Goal >>
Copy all lines below exactly as written. Leave pictures out.
______
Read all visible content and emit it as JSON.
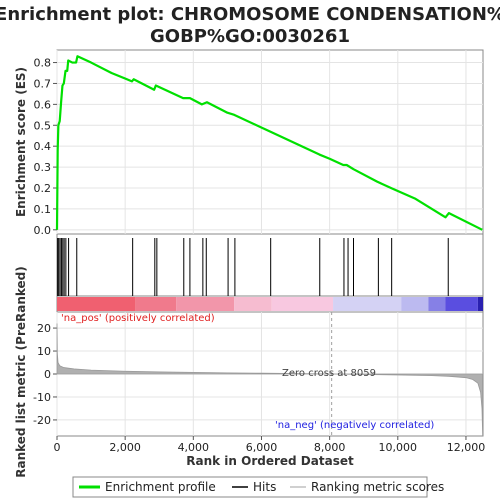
{
  "chart_data": {
    "type": "line",
    "title_line1": "Enrichment plot: CHROMOSOME CONDENSATION%",
    "title_line2": "GOBP%GO:0030261",
    "ylabel_top": "Enrichment score (ES)",
    "ylabel_bottom": "Ranked list metric (PreRanked)",
    "xlabel": "Rank in Ordered Dataset",
    "x_range": [
      0,
      12500
    ],
    "x_ticks": [
      0,
      2000,
      4000,
      6000,
      8000,
      10000,
      12000
    ],
    "x_tick_labels": [
      "0",
      "2,000",
      "4,000",
      "6,000",
      "8,000",
      "10,000",
      "12,000"
    ],
    "es_range": [
      -0.02,
      0.86
    ],
    "es_ticks": [
      0.0,
      0.1,
      0.2,
      0.3,
      0.4,
      0.5,
      0.6,
      0.7,
      0.8
    ],
    "es_tick_labels": [
      "0.0",
      "0.1",
      "0.2",
      "0.3",
      "0.4",
      "0.5",
      "0.6",
      "0.7",
      "0.8"
    ],
    "metric_range": [
      -27,
      27
    ],
    "metric_ticks": [
      20,
      10,
      0,
      -10,
      -20
    ],
    "metric_tick_labels": [
      "20",
      "10",
      "0",
      "-10",
      "-20"
    ],
    "enrichment_profile": [
      [
        0,
        0.0
      ],
      [
        20,
        0.38
      ],
      [
        40,
        0.5
      ],
      [
        80,
        0.52
      ],
      [
        120,
        0.61
      ],
      [
        160,
        0.69
      ],
      [
        200,
        0.7
      ],
      [
        250,
        0.76
      ],
      [
        300,
        0.76
      ],
      [
        330,
        0.81
      ],
      [
        450,
        0.8
      ],
      [
        560,
        0.8
      ],
      [
        600,
        0.83
      ],
      [
        1000,
        0.8
      ],
      [
        1600,
        0.75
      ],
      [
        2200,
        0.71
      ],
      [
        2250,
        0.72
      ],
      [
        2850,
        0.67
      ],
      [
        2900,
        0.69
      ],
      [
        3700,
        0.63
      ],
      [
        3900,
        0.63
      ],
      [
        4250,
        0.6
      ],
      [
        4400,
        0.61
      ],
      [
        5000,
        0.56
      ],
      [
        5200,
        0.55
      ],
      [
        6250,
        0.47
      ],
      [
        7700,
        0.36
      ],
      [
        8000,
        0.34
      ],
      [
        8400,
        0.31
      ],
      [
        8500,
        0.31
      ],
      [
        8700,
        0.29
      ],
      [
        9400,
        0.23
      ],
      [
        9800,
        0.2
      ],
      [
        10500,
        0.15
      ],
      [
        11400,
        0.06
      ],
      [
        11500,
        0.08
      ],
      [
        12480,
        0.0
      ]
    ],
    "hits": [
      20,
      50,
      90,
      130,
      170,
      210,
      260,
      340,
      580,
      2220,
      2870,
      2930,
      3720,
      3900,
      4280,
      4380,
      5020,
      5220,
      6270,
      7710,
      8420,
      8540,
      8700,
      9430,
      9820,
      11480
    ],
    "metric_curve": [
      [
        0,
        22
      ],
      [
        10,
        9
      ],
      [
        30,
        5
      ],
      [
        80,
        3.6
      ],
      [
        200,
        2.8
      ],
      [
        500,
        2.2
      ],
      [
        1000,
        1.7
      ],
      [
        2000,
        1.2
      ],
      [
        3000,
        0.9
      ],
      [
        4000,
        0.7
      ],
      [
        5000,
        0.5
      ],
      [
        6000,
        0.35
      ],
      [
        7000,
        0.2
      ],
      [
        8059,
        0
      ],
      [
        9000,
        -0.2
      ],
      [
        10000,
        -0.4
      ],
      [
        11000,
        -0.7
      ],
      [
        11500,
        -1.0
      ],
      [
        12000,
        -1.6
      ],
      [
        12200,
        -2.4
      ],
      [
        12350,
        -4.0
      ],
      [
        12430,
        -8.0
      ],
      [
        12470,
        -15.0
      ],
      [
        12490,
        -27.0
      ]
    ],
    "heat_segments": [
      {
        "x0": 0,
        "x1": 2300,
        "color": "#f06070"
      },
      {
        "x0": 2300,
        "x1": 3500,
        "color": "#f07a8c"
      },
      {
        "x0": 3500,
        "x1": 5200,
        "color": "#f296aa"
      },
      {
        "x0": 5200,
        "x1": 6300,
        "color": "#f6bcd0"
      },
      {
        "x0": 6300,
        "x1": 8100,
        "color": "#f8c8e0"
      },
      {
        "x0": 8100,
        "x1": 10100,
        "color": "#d4d2f4"
      },
      {
        "x0": 10100,
        "x1": 10900,
        "color": "#bcbaf0"
      },
      {
        "x0": 10900,
        "x1": 11400,
        "color": "#8680e6"
      },
      {
        "x0": 11400,
        "x1": 12350,
        "color": "#5a4ee0"
      },
      {
        "x0": 12350,
        "x1": 12500,
        "color": "#2a20b0"
      }
    ],
    "zero_cross_rank": 8059,
    "zero_cross_label": "Zero cross at 8059",
    "pos_label": "'na_pos' (positively correlated)",
    "neg_label": "'na_neg' (negatively correlated)",
    "legend": [
      "Enrichment profile",
      "Hits",
      "Ranking metric scores"
    ],
    "colors": {
      "profile": "#00e000",
      "hits": "#000000",
      "metric": "#b0b0b0",
      "pos_label": "#e02020",
      "neg_label": "#2020e0",
      "zero_line": "#a0a0a0",
      "grid": "#e4e4e4"
    }
  }
}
______
Response for this exercise >>
Read all visible content and emit it as JSON.
{
  "chart_data": {
    "type": "line",
    "title_line1": "Enrichment plot: CHROMOSOME CONDENSATION%",
    "title_line2": "GOBP%GO:0030261",
    "ylabel_top": "Enrichment score (ES)",
    "ylabel_bottom": "Ranked list metric (PreRanked)",
    "xlabel": "Rank in Ordered Dataset",
    "x_range": [
      0,
      12500
    ],
    "x_ticks": [
      0,
      2000,
      4000,
      6000,
      8000,
      10000,
      12000
    ],
    "x_tick_labels": [
      "0",
      "2,000",
      "4,000",
      "6,000",
      "8,000",
      "10,000",
      "12,000"
    ],
    "es_range": [
      -0.02,
      0.86
    ],
    "es_ticks": [
      0.0,
      0.1,
      0.2,
      0.3,
      0.4,
      0.5,
      0.6,
      0.7,
      0.8
    ],
    "es_tick_labels": [
      "0.0",
      "0.1",
      "0.2",
      "0.3",
      "0.4",
      "0.5",
      "0.6",
      "0.7",
      "0.8"
    ],
    "metric_range": [
      -27,
      27
    ],
    "metric_ticks": [
      20,
      10,
      0,
      -10,
      -20
    ],
    "metric_tick_labels": [
      "20",
      "10",
      "0",
      "-10",
      "-20"
    ],
    "enrichment_profile": [
      [
        0,
        0.0
      ],
      [
        20,
        0.38
      ],
      [
        40,
        0.5
      ],
      [
        80,
        0.52
      ],
      [
        120,
        0.61
      ],
      [
        160,
        0.69
      ],
      [
        200,
        0.7
      ],
      [
        250,
        0.76
      ],
      [
        300,
        0.76
      ],
      [
        330,
        0.81
      ],
      [
        450,
        0.8
      ],
      [
        560,
        0.8
      ],
      [
        600,
        0.83
      ],
      [
        1000,
        0.8
      ],
      [
        1600,
        0.75
      ],
      [
        2200,
        0.71
      ],
      [
        2250,
        0.72
      ],
      [
        2850,
        0.67
      ],
      [
        2900,
        0.69
      ],
      [
        3700,
        0.63
      ],
      [
        3900,
        0.63
      ],
      [
        4250,
        0.6
      ],
      [
        4400,
        0.61
      ],
      [
        5000,
        0.56
      ],
      [
        5200,
        0.55
      ],
      [
        6250,
        0.47
      ],
      [
        7700,
        0.36
      ],
      [
        8000,
        0.34
      ],
      [
        8400,
        0.31
      ],
      [
        8500,
        0.31
      ],
      [
        8700,
        0.29
      ],
      [
        9400,
        0.23
      ],
      [
        9800,
        0.2
      ],
      [
        10500,
        0.15
      ],
      [
        11400,
        0.06
      ],
      [
        11500,
        0.08
      ],
      [
        12480,
        0.0
      ]
    ],
    "hits": [
      20,
      50,
      90,
      130,
      170,
      210,
      260,
      340,
      580,
      2220,
      2870,
      2930,
      3720,
      3900,
      4280,
      4380,
      5020,
      5220,
      6270,
      7710,
      8420,
      8540,
      8700,
      9430,
      9820,
      11480
    ],
    "metric_curve": [
      [
        0,
        22
      ],
      [
        10,
        9
      ],
      [
        30,
        5
      ],
      [
        80,
        3.6
      ],
      [
        200,
        2.8
      ],
      [
        500,
        2.2
      ],
      [
        1000,
        1.7
      ],
      [
        2000,
        1.2
      ],
      [
        3000,
        0.9
      ],
      [
        4000,
        0.7
      ],
      [
        5000,
        0.5
      ],
      [
        6000,
        0.35
      ],
      [
        7000,
        0.2
      ],
      [
        8059,
        0
      ],
      [
        9000,
        -0.2
      ],
      [
        10000,
        -0.4
      ],
      [
        11000,
        -0.7
      ],
      [
        11500,
        -1.0
      ],
      [
        12000,
        -1.6
      ],
      [
        12200,
        -2.4
      ],
      [
        12350,
        -4.0
      ],
      [
        12430,
        -8.0
      ],
      [
        12470,
        -15.0
      ],
      [
        12490,
        -27.0
      ]
    ],
    "heat_segments": [
      {
        "x0": 0,
        "x1": 2300,
        "color": "#f06070"
      },
      {
        "x0": 2300,
        "x1": 3500,
        "color": "#f07a8c"
      },
      {
        "x0": 3500,
        "x1": 5200,
        "color": "#f296aa"
      },
      {
        "x0": 5200,
        "x1": 6300,
        "color": "#f6bcd0"
      },
      {
        "x0": 6300,
        "x1": 8100,
        "color": "#f8c8e0"
      },
      {
        "x0": 8100,
        "x1": 10100,
        "color": "#d4d2f4"
      },
      {
        "x0": 10100,
        "x1": 10900,
        "color": "#bcbaf0"
      },
      {
        "x0": 10900,
        "x1": 11400,
        "color": "#8680e6"
      },
      {
        "x0": 11400,
        "x1": 12350,
        "color": "#5a4ee0"
      },
      {
        "x0": 12350,
        "x1": 12500,
        "color": "#2a20b0"
      }
    ],
    "zero_cross_rank": 8059,
    "zero_cross_label": "Zero cross at 8059",
    "pos_label": "'na_pos' (positively correlated)",
    "neg_label": "'na_neg' (negatively correlated)",
    "legend": [
      "Enrichment profile",
      "Hits",
      "Ranking metric scores"
    ],
    "colors": {
      "profile": "#00e000",
      "hits": "#000000",
      "metric": "#b0b0b0",
      "pos_label": "#e02020",
      "neg_label": "#2020e0",
      "zero_line": "#a0a0a0",
      "grid": "#e4e4e4"
    }
  }
}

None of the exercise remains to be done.